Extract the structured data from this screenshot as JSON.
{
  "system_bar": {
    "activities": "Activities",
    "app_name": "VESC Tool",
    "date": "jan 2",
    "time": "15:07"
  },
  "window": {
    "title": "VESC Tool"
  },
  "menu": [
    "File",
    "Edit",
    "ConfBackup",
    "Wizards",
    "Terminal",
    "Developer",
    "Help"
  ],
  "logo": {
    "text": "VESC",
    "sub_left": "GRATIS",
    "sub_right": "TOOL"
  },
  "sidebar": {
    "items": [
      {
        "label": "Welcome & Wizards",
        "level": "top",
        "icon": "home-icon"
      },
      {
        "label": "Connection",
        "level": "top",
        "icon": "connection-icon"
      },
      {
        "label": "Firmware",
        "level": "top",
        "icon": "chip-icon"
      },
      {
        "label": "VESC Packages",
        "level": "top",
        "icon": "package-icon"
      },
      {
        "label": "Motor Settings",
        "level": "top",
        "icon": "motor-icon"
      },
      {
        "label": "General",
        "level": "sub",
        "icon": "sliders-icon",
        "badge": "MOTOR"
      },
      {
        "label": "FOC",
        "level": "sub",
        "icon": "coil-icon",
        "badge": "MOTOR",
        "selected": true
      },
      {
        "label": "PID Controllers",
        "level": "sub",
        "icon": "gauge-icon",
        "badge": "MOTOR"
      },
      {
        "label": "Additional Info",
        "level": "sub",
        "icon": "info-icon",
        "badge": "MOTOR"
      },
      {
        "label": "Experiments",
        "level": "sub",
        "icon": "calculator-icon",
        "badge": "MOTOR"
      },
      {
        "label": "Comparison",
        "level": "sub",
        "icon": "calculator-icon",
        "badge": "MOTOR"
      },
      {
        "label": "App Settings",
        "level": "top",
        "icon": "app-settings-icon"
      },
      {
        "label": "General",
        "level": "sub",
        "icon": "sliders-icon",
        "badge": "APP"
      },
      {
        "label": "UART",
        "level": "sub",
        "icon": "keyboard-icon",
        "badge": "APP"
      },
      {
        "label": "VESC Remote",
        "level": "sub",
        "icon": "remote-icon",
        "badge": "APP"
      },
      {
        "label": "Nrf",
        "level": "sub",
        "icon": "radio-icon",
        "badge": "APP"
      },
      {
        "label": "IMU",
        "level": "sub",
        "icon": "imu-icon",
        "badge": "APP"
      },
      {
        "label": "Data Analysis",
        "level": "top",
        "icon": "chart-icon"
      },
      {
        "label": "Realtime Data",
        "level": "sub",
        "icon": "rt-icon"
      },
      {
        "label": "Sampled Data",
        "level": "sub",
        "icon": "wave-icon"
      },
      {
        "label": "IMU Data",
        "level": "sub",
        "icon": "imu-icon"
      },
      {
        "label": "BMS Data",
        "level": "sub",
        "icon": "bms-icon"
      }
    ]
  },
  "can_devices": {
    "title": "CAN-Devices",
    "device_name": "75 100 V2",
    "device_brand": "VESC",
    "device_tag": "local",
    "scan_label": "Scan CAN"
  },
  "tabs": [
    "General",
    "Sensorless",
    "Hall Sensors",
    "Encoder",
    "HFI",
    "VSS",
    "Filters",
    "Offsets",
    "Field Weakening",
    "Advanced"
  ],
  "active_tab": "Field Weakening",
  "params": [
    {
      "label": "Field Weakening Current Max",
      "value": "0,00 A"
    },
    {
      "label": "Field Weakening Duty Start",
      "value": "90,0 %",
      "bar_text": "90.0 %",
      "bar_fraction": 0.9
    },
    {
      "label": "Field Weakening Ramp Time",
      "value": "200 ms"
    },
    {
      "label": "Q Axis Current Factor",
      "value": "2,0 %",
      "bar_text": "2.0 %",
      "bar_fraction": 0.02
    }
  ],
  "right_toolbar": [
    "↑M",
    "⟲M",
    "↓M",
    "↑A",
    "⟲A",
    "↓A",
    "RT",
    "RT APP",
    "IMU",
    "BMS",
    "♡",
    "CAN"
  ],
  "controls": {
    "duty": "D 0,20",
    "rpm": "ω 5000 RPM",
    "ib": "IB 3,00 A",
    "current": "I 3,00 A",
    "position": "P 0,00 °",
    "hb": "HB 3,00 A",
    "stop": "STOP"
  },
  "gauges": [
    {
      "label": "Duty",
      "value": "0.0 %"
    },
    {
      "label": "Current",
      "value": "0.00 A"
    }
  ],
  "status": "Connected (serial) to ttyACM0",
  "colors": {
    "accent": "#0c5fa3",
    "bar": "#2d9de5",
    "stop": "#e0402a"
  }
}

→ The problem
Copy out every line where the word "Weakening" occurs.

→ Reply
    "Field Weakening",
  "active_tab": "Field Weakening",
      "label": "Field Weakening Current Max",
      "label": "Field Weakening Duty Start",
      "label": "Field Weakening Ramp Time",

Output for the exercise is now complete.